**Dataset rows**
* * * * * * *
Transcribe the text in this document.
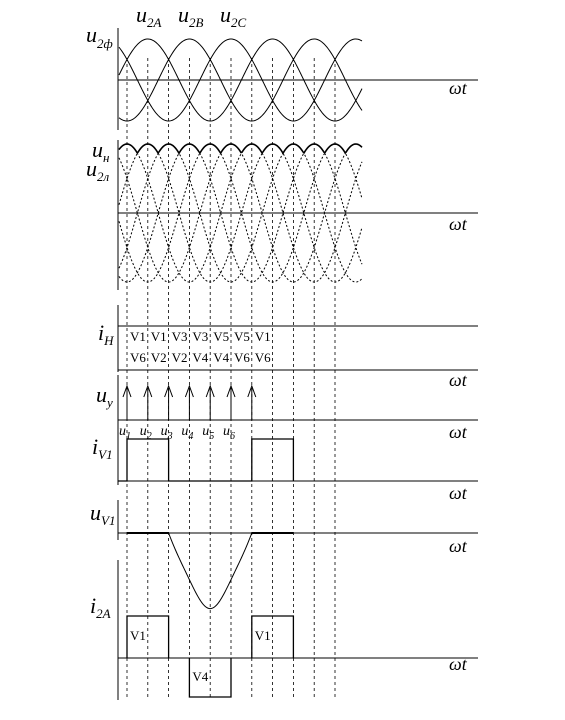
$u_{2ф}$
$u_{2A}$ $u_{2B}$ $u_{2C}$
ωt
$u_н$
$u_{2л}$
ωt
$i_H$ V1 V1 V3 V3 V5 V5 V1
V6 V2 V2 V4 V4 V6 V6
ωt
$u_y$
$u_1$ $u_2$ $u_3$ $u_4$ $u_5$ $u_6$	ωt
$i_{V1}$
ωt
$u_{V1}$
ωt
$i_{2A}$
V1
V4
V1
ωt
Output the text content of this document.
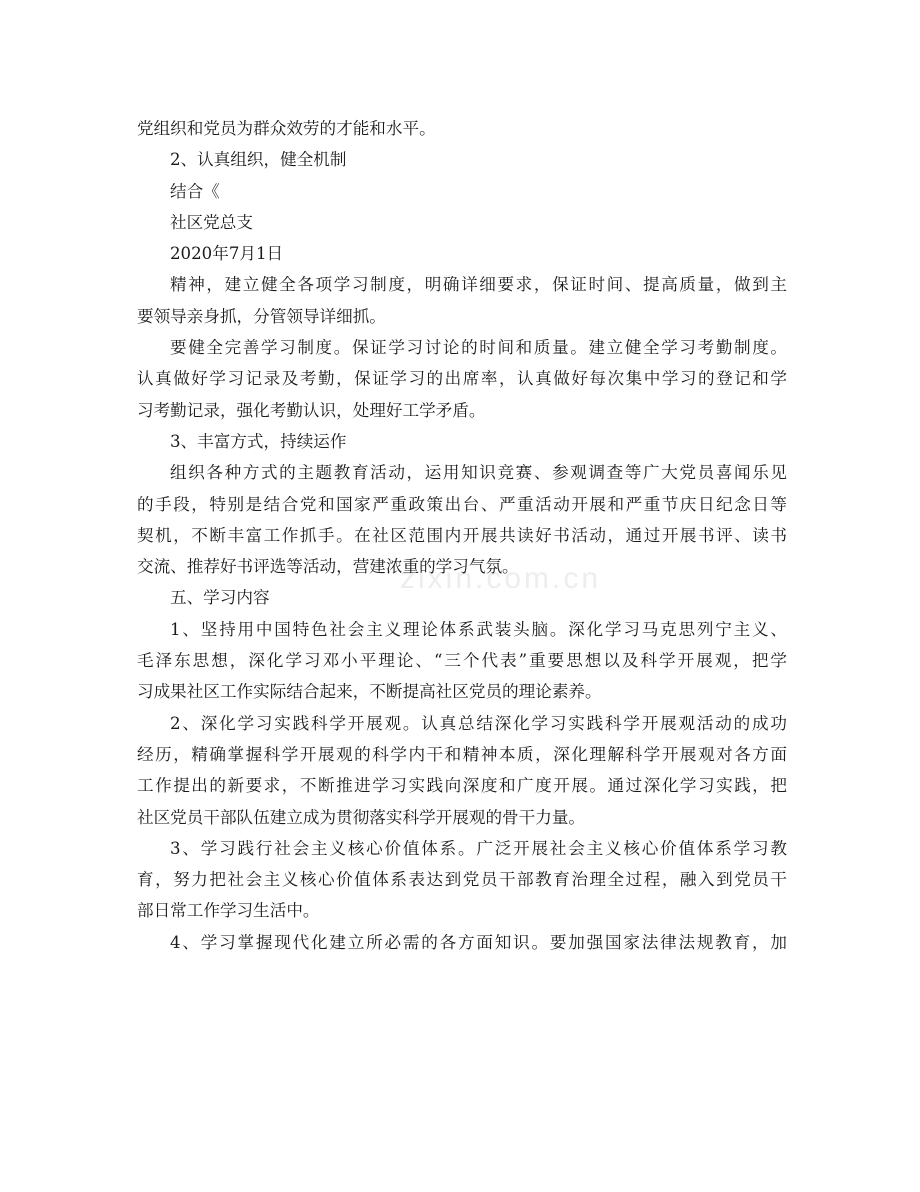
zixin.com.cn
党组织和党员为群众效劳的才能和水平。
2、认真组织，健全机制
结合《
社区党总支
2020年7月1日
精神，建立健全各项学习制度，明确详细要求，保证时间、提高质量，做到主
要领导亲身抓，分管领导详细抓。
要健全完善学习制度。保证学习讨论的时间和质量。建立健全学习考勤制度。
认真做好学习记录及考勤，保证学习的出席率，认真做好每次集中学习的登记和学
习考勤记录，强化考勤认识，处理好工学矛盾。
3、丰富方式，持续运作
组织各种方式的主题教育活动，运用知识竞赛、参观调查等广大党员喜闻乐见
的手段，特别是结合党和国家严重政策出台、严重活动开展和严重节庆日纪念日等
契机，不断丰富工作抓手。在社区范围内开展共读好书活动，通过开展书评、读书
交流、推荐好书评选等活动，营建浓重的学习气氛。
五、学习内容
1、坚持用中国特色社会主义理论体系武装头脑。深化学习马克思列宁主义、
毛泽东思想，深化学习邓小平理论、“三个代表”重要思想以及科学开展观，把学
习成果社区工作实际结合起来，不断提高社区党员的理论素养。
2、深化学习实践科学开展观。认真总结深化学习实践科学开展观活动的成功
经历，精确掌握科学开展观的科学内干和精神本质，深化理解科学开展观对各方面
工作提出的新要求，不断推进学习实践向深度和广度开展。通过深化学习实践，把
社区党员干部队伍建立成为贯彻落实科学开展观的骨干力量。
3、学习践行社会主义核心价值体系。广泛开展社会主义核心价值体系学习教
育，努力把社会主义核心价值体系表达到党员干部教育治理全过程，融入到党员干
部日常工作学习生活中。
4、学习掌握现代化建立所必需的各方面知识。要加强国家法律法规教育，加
* * * * * * *
**What you are asked to do**
Every line should be retyped exactly, with the pictures omitted.

**Task result**
Transcribe the text in this document.
$u_{2ф}$
$u_{2A}$ $u_{2B}$ $u_{2C}$
ωt
$u_н$
$u_{2л}$
ωt
$i_H$ V1 V1 V3 V3 V5 V5 V1
V6 V2 V2 V4 V4 V6 V6
ωt
$u_y$
$u_1$ $u_2$ $u_3$ $u_4$ $u_5$ $u_6$	ωt
$i_{V1}$
ωt
$u_{V1}$
ωt
$i_{2A}$
V1
V4
V1
ωt
Output the text content of this document.
zixin.com.cn
党组织和党员为群众效劳的才能和水平。
2、认真组织，健全机制
结合《
社区党总支
2020年7月1日
精神，建立健全各项学习制度，明确详细要求，保证时间、提高质量，做到主
要领导亲身抓，分管领导详细抓。
要健全完善学习制度。保证学习讨论的时间和质量。建立健全学习考勤制度。
认真做好学习记录及考勤，保证学习的出席率，认真做好每次集中学习的登记和学
习考勤记录，强化考勤认识，处理好工学矛盾。
3、丰富方式，持续运作
组织各种方式的主题教育活动，运用知识竞赛、参观调查等广大党员喜闻乐见
的手段，特别是结合党和国家严重政策出台、严重活动开展和严重节庆日纪念日等
契机，不断丰富工作抓手。在社区范围内开展共读好书活动，通过开展书评、读书
交流、推荐好书评选等活动，营建浓重的学习气氛。
五、学习内容
1、坚持用中国特色社会主义理论体系武装头脑。深化学习马克思列宁主义、
毛泽东思想，深化学习邓小平理论、“三个代表”重要思想以及科学开展观，把学
习成果社区工作实际结合起来，不断提高社区党员的理论素养。
2、深化学习实践科学开展观。认真总结深化学习实践科学开展观活动的成功
经历，精确掌握科学开展观的科学内干和精神本质，深化理解科学开展观对各方面
工作提出的新要求，不断推进学习实践向深度和广度开展。通过深化学习实践，把
社区党员干部队伍建立成为贯彻落实科学开展观的骨干力量。
3、学习践行社会主义核心价值体系。广泛开展社会主义核心价值体系学习教
育，努力把社会主义核心价值体系表达到党员干部教育治理全过程，融入到党员干
部日常工作学习生活中。
4、学习掌握现代化建立所必需的各方面知识。要加强国家法律法规教育，加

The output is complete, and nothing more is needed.